:: Input material
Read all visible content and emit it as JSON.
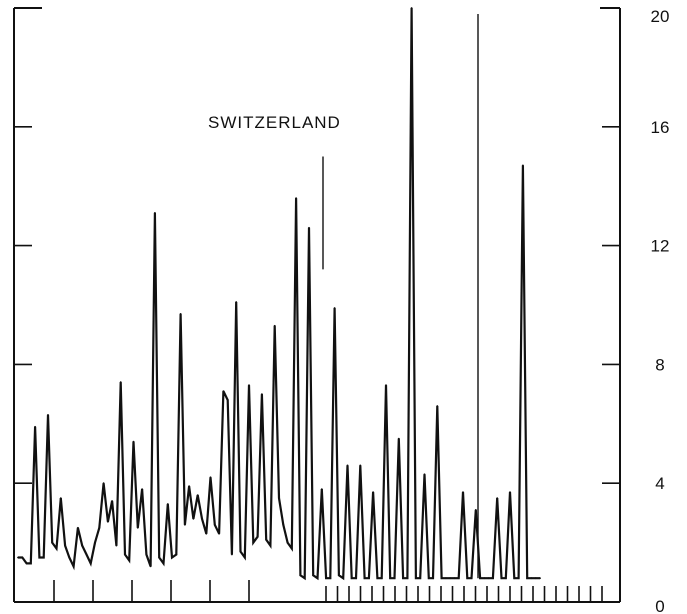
{
  "chart_data": {
    "type": "line",
    "title": "SWITZERLAND",
    "xlabel": "",
    "ylabel": "",
    "ylim": [
      0,
      20
    ],
    "y_ticks": [
      "0",
      "4",
      "8",
      "12",
      "16",
      "20"
    ],
    "grid": false,
    "series": [
      {
        "values": [
          1.5,
          1.5,
          1.3,
          1.3,
          5.9,
          1.5,
          1.5,
          6.3,
          2.0,
          1.8,
          3.5,
          1.9,
          1.5,
          1.2,
          2.5,
          1.9,
          1.6,
          1.3,
          2.0,
          2.5,
          4.0,
          2.7,
          3.4,
          1.9,
          7.4,
          1.6,
          1.4,
          5.4,
          2.5,
          3.8,
          1.6,
          1.2,
          13.1,
          1.5,
          1.3,
          3.3,
          1.5,
          1.6,
          9.7,
          2.6,
          3.9,
          2.8,
          3.6,
          2.8,
          2.3,
          4.2,
          2.6,
          2.3,
          7.1,
          6.8,
          1.6,
          10.1,
          1.7,
          1.5,
          7.3,
          2.0,
          2.2,
          7.0,
          2.1,
          1.9,
          9.3,
          3.5,
          2.6,
          2.0,
          1.8,
          13.6,
          0.9,
          0.8,
          12.6,
          0.9,
          0.8,
          3.8,
          0.8,
          0.8,
          9.9,
          0.9,
          0.8,
          4.6,
          0.8,
          0.8,
          4.6,
          0.8,
          0.8,
          3.7,
          0.8,
          0.8,
          7.3,
          0.8,
          0.8,
          5.5,
          0.8,
          0.8,
          20.0,
          0.8,
          0.8,
          4.3,
          0.8,
          0.8,
          6.6,
          0.8,
          0.8,
          0.8,
          0.8,
          0.8,
          3.7,
          0.8,
          0.8,
          3.1,
          0.8,
          0.8,
          0.8,
          0.8,
          3.5,
          0.8,
          0.8,
          3.7,
          0.8,
          0.8,
          14.7,
          0.8,
          0.8,
          0.8,
          0.8
        ]
      }
    ]
  }
}
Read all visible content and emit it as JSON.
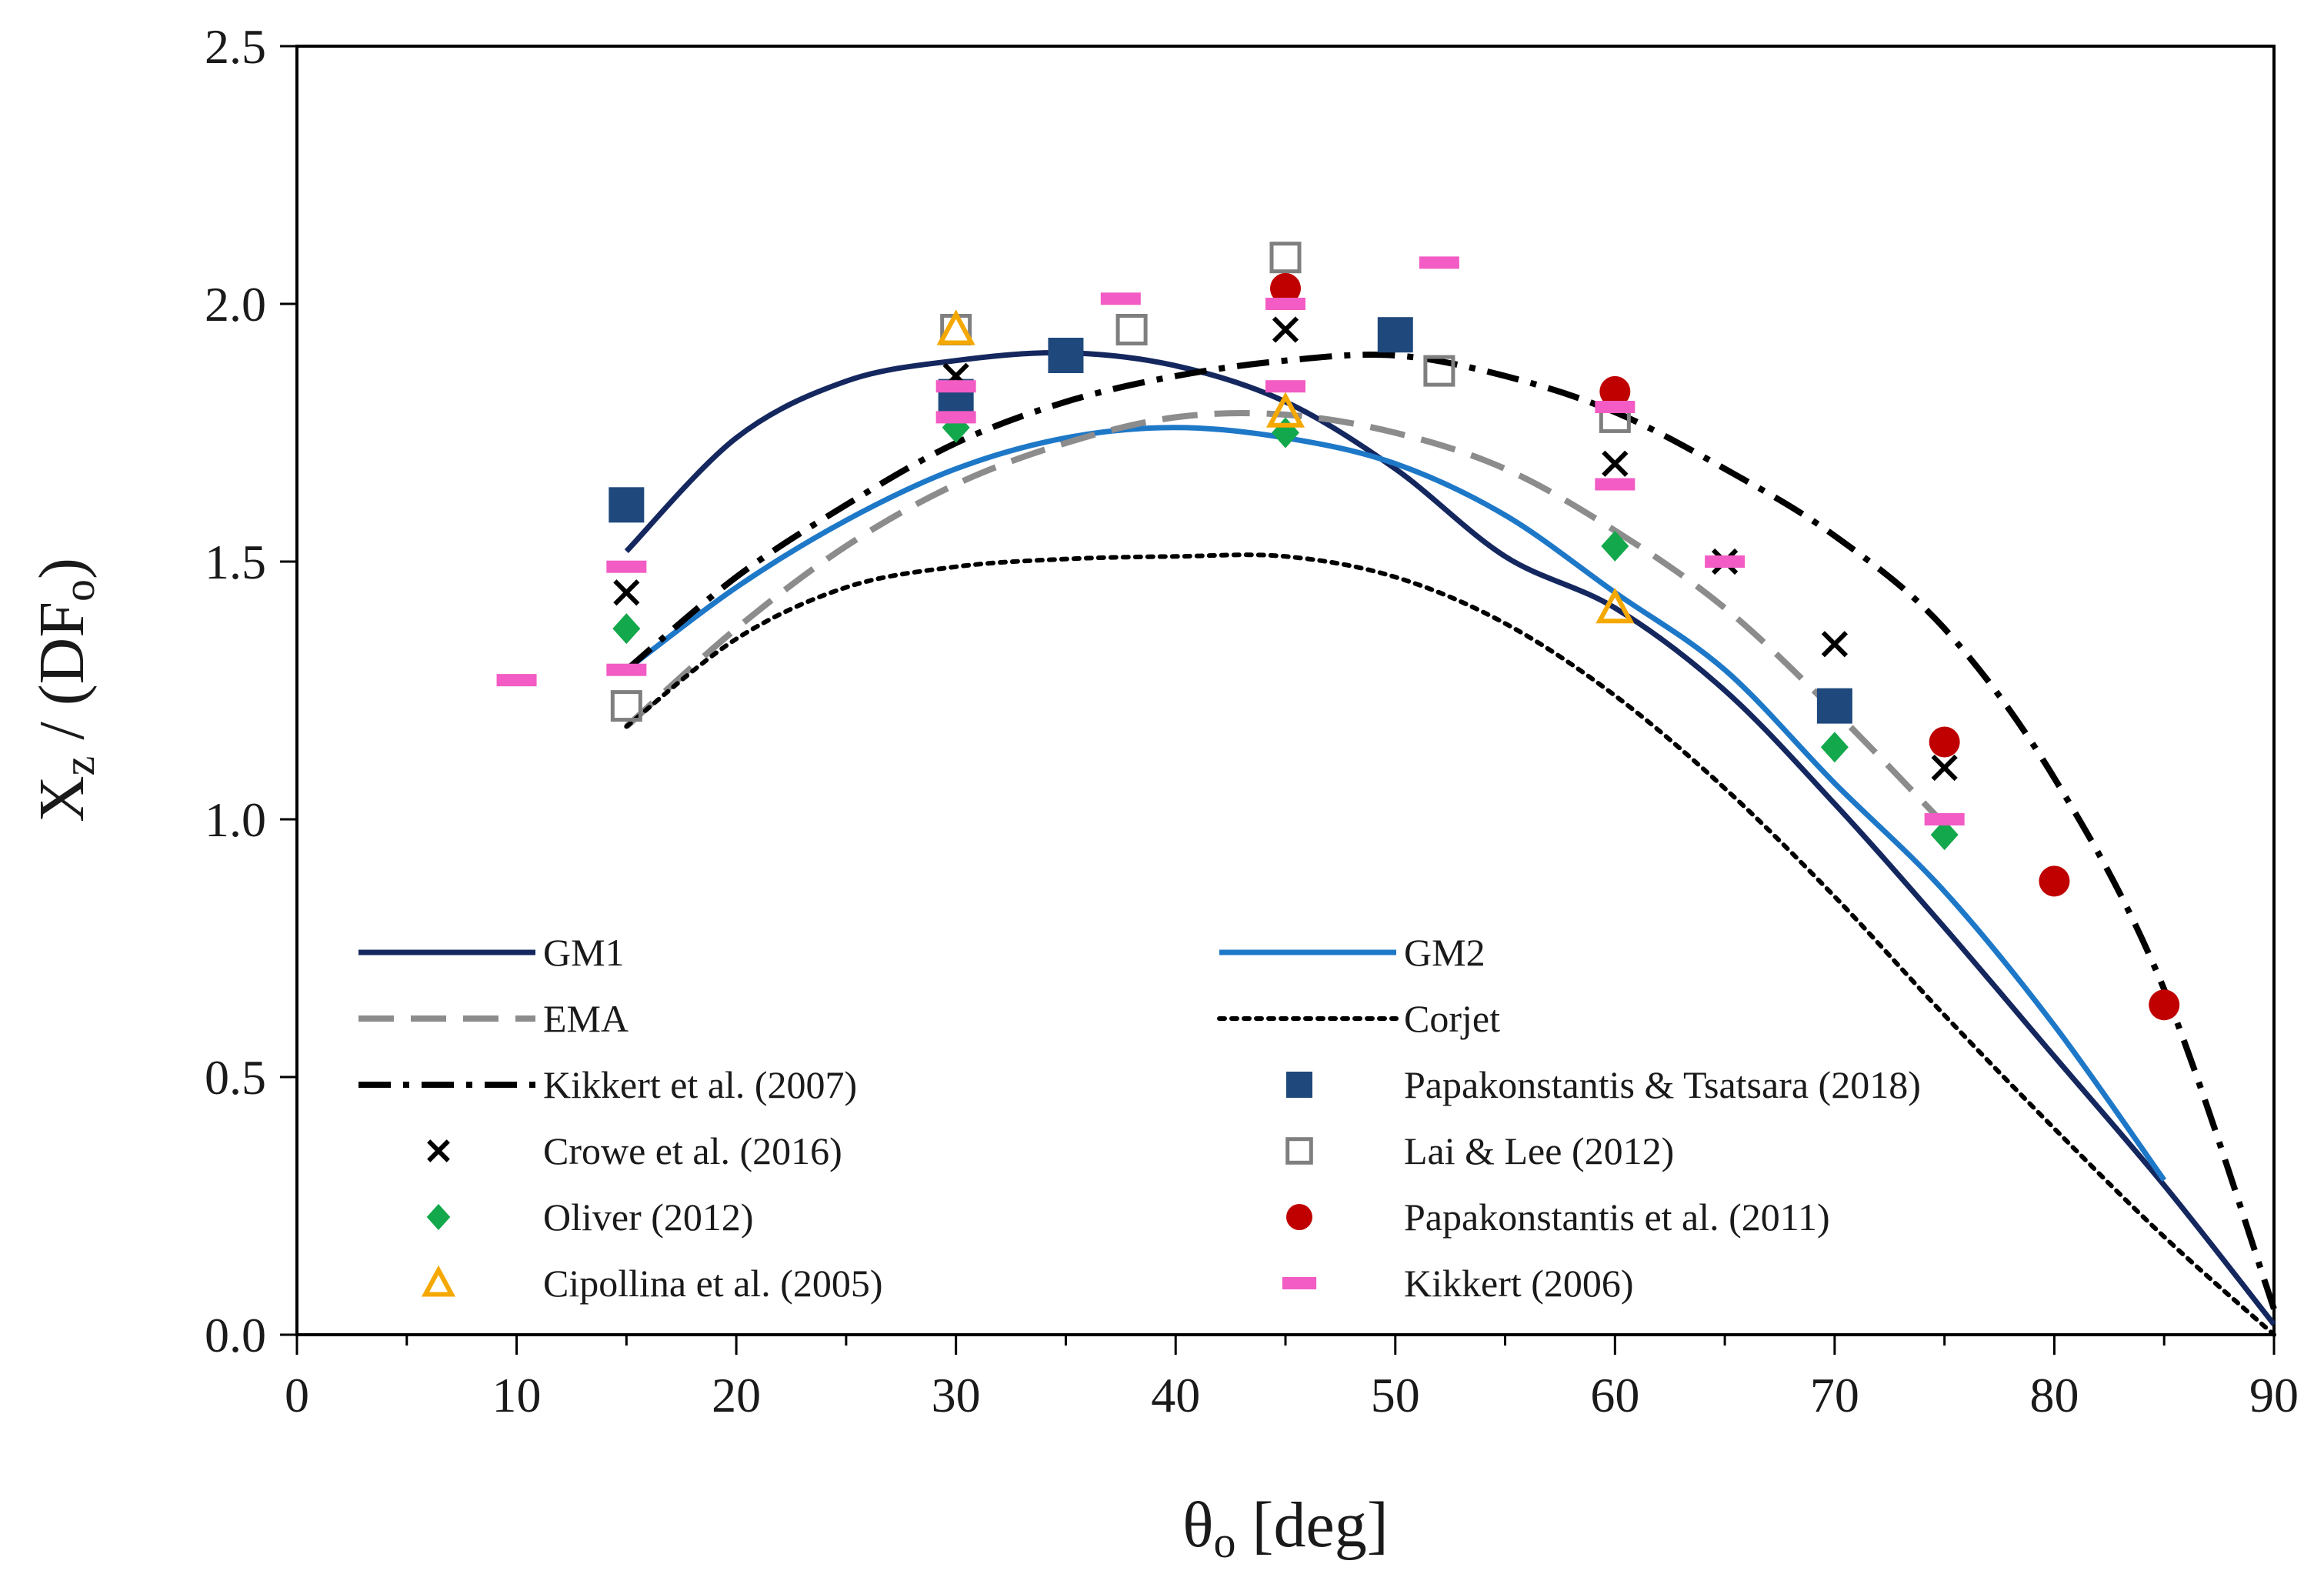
{
  "chart_data": {
    "type": "line",
    "title": "",
    "xlabel": "θo [deg]",
    "xlabel_main": "θ",
    "xlabel_sub": "o",
    "xlabel_rest": " [deg]",
    "ylabel": "Xz / (DFo)",
    "ylabel_main": "X",
    "ylabel_sub1": "z",
    "ylabel_mid": " / (DF",
    "ylabel_sub2": "o",
    "ylabel_end": ")",
    "xlim": [
      0,
      90
    ],
    "ylim": [
      0,
      2.5
    ],
    "xticks": [
      "0",
      "10",
      "20",
      "30",
      "40",
      "50",
      "60",
      "70",
      "80",
      "90"
    ],
    "yticks": [
      "0.0",
      "0.5",
      "1.0",
      "1.5",
      "2.0",
      "2.5"
    ],
    "grid": false,
    "legend_position": "bottom-left, two columns",
    "series": [
      {
        "name": "GM1",
        "kind": "line",
        "color": "#14275e",
        "style": "solid",
        "x": [
          15,
          20,
          25,
          30,
          35,
          40,
          45,
          50,
          55,
          60,
          65,
          70,
          75,
          80,
          85,
          90
        ],
        "y": [
          1.52,
          1.74,
          1.85,
          1.89,
          1.905,
          1.88,
          1.81,
          1.68,
          1.51,
          1.41,
          1.25,
          1.03,
          0.79,
          0.54,
          0.29,
          0.02
        ]
      },
      {
        "name": "GM2",
        "kind": "line",
        "color": "#1e78c8",
        "style": "solid",
        "x": [
          15,
          20,
          25,
          30,
          35,
          40,
          45,
          50,
          55,
          60,
          65,
          70,
          75,
          80,
          85
        ],
        "y": [
          1.29,
          1.45,
          1.58,
          1.68,
          1.74,
          1.76,
          1.74,
          1.69,
          1.59,
          1.44,
          1.29,
          1.07,
          0.86,
          0.6,
          0.3
        ]
      },
      {
        "name": "EMA",
        "kind": "line",
        "color": "#8c8c8c",
        "style": "dashed",
        "x": [
          15,
          20,
          25,
          30,
          35,
          40,
          45,
          50,
          55,
          60,
          65,
          70,
          75
        ],
        "y": [
          1.18,
          1.37,
          1.53,
          1.65,
          1.73,
          1.78,
          1.785,
          1.75,
          1.68,
          1.56,
          1.41,
          1.21,
          0.99
        ]
      },
      {
        "name": "Corjet",
        "kind": "line",
        "color": "#000000",
        "style": "dotted",
        "x": [
          15,
          20,
          25,
          30,
          35,
          40,
          45,
          50,
          55,
          60,
          65,
          70,
          75,
          80,
          85,
          90
        ],
        "y": [
          1.18,
          1.35,
          1.45,
          1.49,
          1.505,
          1.51,
          1.51,
          1.47,
          1.38,
          1.24,
          1.06,
          0.85,
          0.62,
          0.4,
          0.19,
          0.0
        ]
      },
      {
        "name": "Kikkert et al. (2007)",
        "kind": "line",
        "color": "#000000",
        "style": "dashdot",
        "x": [
          15,
          20,
          25,
          30,
          35,
          40,
          45,
          50,
          55,
          60,
          65,
          70,
          75,
          80,
          85,
          90
        ],
        "y": [
          1.29,
          1.47,
          1.61,
          1.73,
          1.81,
          1.86,
          1.89,
          1.9,
          1.86,
          1.79,
          1.68,
          1.55,
          1.37,
          1.08,
          0.67,
          0.05
        ]
      },
      {
        "name": "Papakonstantis & Tsatsara (2018)",
        "kind": "scatter",
        "marker": "square-filled",
        "color": "#1f497d",
        "x": [
          15,
          30,
          35,
          50,
          70
        ],
        "y": [
          1.61,
          1.82,
          1.9,
          1.94,
          1.22
        ]
      },
      {
        "name": "Crowe et al. (2016)",
        "kind": "scatter",
        "marker": "x",
        "color": "#000000",
        "x": [
          15,
          30,
          45,
          60,
          65,
          70,
          75
        ],
        "y": [
          1.44,
          1.86,
          1.95,
          1.69,
          1.5,
          1.34,
          1.1
        ]
      },
      {
        "name": "Lai & Lee (2012)",
        "kind": "scatter",
        "marker": "square-open",
        "color": "#7f7f7f",
        "x": [
          15,
          30,
          38,
          45,
          52,
          60
        ],
        "y": [
          1.22,
          1.95,
          1.95,
          2.09,
          1.87,
          1.78
        ]
      },
      {
        "name": "Oliver (2012)",
        "kind": "scatter",
        "marker": "diamond",
        "color": "#13a84b",
        "x": [
          15,
          30,
          45,
          60,
          70,
          75
        ],
        "y": [
          1.37,
          1.76,
          1.75,
          1.53,
          1.14,
          0.97
        ]
      },
      {
        "name": "Papakonstantis et al. (2011)",
        "kind": "scatter",
        "marker": "circle",
        "color": "#c00000",
        "x": [
          45,
          60,
          75,
          80,
          85
        ],
        "y": [
          2.03,
          1.83,
          1.15,
          0.88,
          0.64
        ]
      },
      {
        "name": "Cipollina et al. (2005)",
        "kind": "scatter",
        "marker": "triangle-open",
        "color": "#f5a800",
        "x": [
          30,
          45,
          60
        ],
        "y": [
          1.95,
          1.79,
          1.41
        ]
      },
      {
        "name": "Kikkert (2006)",
        "kind": "scatter",
        "marker": "dash",
        "color": "#f25cc4",
        "x": [
          10,
          15,
          15,
          30,
          30,
          37.5,
          45,
          45,
          52,
          60,
          60,
          65,
          75
        ],
        "y": [
          1.27,
          1.49,
          1.29,
          1.84,
          1.78,
          2.01,
          2.0,
          1.84,
          2.08,
          1.8,
          1.65,
          1.5,
          1.0
        ]
      }
    ],
    "legend": [
      {
        "series": "GM1",
        "label": "GM1"
      },
      {
        "series": "GM2",
        "label": "GM2"
      },
      {
        "series": "EMA",
        "label": "EMA"
      },
      {
        "series": "Corjet",
        "label": "Corjet"
      },
      {
        "series": "Kikkert et al. (2007)",
        "label": "Kikkert et al. (2007)"
      },
      {
        "series": "Papakonstantis & Tsatsara (2018)",
        "label": "Papakonstantis & Tsatsara (2018)"
      },
      {
        "series": "Crowe et al. (2016)",
        "label": "Crowe et al. (2016)"
      },
      {
        "series": "Lai & Lee (2012)",
        "label": "Lai & Lee (2012)"
      },
      {
        "series": "Oliver (2012)",
        "label": "Oliver (2012)"
      },
      {
        "series": "Papakonstantis et al. (2011)",
        "label": "Papakonstantis et al. (2011)"
      },
      {
        "series": "Cipollina et al. (2005)",
        "label": "Cipollina et al. (2005)"
      },
      {
        "series": "Kikkert (2006)",
        "label": "Kikkert (2006)"
      }
    ]
  }
}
::::
What to produce.
Give only the number of lines in the data that hold the string "marker".

The response.
7